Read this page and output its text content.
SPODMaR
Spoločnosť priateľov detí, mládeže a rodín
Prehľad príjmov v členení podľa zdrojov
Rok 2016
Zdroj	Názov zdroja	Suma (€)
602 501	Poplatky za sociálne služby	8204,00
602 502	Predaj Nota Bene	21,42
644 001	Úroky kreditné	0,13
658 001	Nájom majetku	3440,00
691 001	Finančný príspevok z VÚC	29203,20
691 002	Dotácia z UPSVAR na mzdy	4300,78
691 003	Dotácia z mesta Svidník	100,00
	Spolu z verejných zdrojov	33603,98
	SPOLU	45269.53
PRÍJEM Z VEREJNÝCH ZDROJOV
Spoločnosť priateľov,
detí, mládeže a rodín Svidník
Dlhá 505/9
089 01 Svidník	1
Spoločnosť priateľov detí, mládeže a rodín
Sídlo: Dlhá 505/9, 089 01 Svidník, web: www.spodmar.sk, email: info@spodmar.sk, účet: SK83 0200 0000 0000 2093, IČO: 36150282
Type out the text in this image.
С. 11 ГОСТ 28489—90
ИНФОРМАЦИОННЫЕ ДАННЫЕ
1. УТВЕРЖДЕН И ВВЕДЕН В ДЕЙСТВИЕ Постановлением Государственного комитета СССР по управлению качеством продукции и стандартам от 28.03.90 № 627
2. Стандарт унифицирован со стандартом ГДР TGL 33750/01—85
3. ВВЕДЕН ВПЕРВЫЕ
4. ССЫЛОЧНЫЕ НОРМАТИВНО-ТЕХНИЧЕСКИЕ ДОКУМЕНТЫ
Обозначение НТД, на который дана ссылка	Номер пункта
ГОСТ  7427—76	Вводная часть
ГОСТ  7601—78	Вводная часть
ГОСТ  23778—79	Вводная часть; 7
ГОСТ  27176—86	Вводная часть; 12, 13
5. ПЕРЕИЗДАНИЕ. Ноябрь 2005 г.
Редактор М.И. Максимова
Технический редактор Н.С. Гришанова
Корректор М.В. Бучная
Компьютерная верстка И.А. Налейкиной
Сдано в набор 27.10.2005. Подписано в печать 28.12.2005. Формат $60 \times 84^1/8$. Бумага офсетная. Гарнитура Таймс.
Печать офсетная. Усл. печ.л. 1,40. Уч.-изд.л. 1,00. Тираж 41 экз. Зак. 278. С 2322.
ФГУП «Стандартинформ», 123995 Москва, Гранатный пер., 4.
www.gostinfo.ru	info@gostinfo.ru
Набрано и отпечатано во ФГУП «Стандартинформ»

- [YOUR GOAL]: Quote the listing in full, please, keeping every line exact.

- [RESULT OF THE EXERCISE]:
Read this page and output its text content.
SPODMaR
Spoločnosť priateľov detí, mládeže a rodín
Prehľad príjmov v členení podľa zdrojov
Rok 2016
Zdroj	Názov zdroja	Suma (€)
602 501	Poplatky za sociálne služby	8204,00
602 502	Predaj Nota Bene	21,42
644 001	Úroky kreditné	0,13
658 001	Nájom majetku	3440,00
691 001	Finančný príspevok z VÚC	29203,20
691 002	Dotácia z UPSVAR na mzdy	4300,78
691 003	Dotácia z mesta Svidník	100,00
	Spolu z verejných zdrojov	33603,98
	SPOLU	45269.53
PRÍJEM Z VEREJNÝCH ZDROJOV
Spoločnosť priateľov,
detí, mládeže a rodín Svidník
Dlhá 505/9
089 01 Svidník	1
Spoločnosť priateľov detí, mládeže a rodín
Sídlo: Dlhá 505/9, 089 01 Svidník, web: www.spodmar.sk, email: info@spodmar.sk, účet: SK83 0200 0000 0000 2093, IČO: 36150282
Type out the text in this image.
С. 11 ГОСТ 28489—90
ИНФОРМАЦИОННЫЕ ДАННЫЕ
1. УТВЕРЖДЕН И ВВЕДЕН В ДЕЙСТВИЕ Постановлением Государственного комитета СССР по управлению качеством продукции и стандартам от 28.03.90 № 627
2. Стандарт унифицирован со стандартом ГДР TGL 33750/01—85
3. ВВЕДЕН ВПЕРВЫЕ
4. ССЫЛОЧНЫЕ НОРМАТИВНО-ТЕХНИЧЕСКИЕ ДОКУМЕНТЫ
Обозначение НТД, на который дана ссылка	Номер пункта
ГОСТ  7427—76	Вводная часть
ГОСТ  7601—78	Вводная часть
ГОСТ  23778—79	Вводная часть; 7
ГОСТ  27176—86	Вводная часть; 12, 13
5. ПЕРЕИЗДАНИЕ. Ноябрь 2005 г.
Редактор М.И. Максимова
Технический редактор Н.С. Гришанова
Корректор М.В. Бучная
Компьютерная верстка И.А. Налейкиной
Сдано в набор 27.10.2005. Подписано в печать 28.12.2005. Формат $60 \times 84^1/8$. Бумага офсетная. Гарнитура Таймс.
Печать офсетная. Усл. печ.л. 1,40. Уч.-изд.л. 1,00. Тираж 41 экз. Зак. 278. С 2322.
ФГУП «Стандартинформ», 123995 Москва, Гранатный пер., 4.
www.gostinfo.ru	info@gostinfo.ru
Набрано и отпечатано во ФГУП «Стандартинформ»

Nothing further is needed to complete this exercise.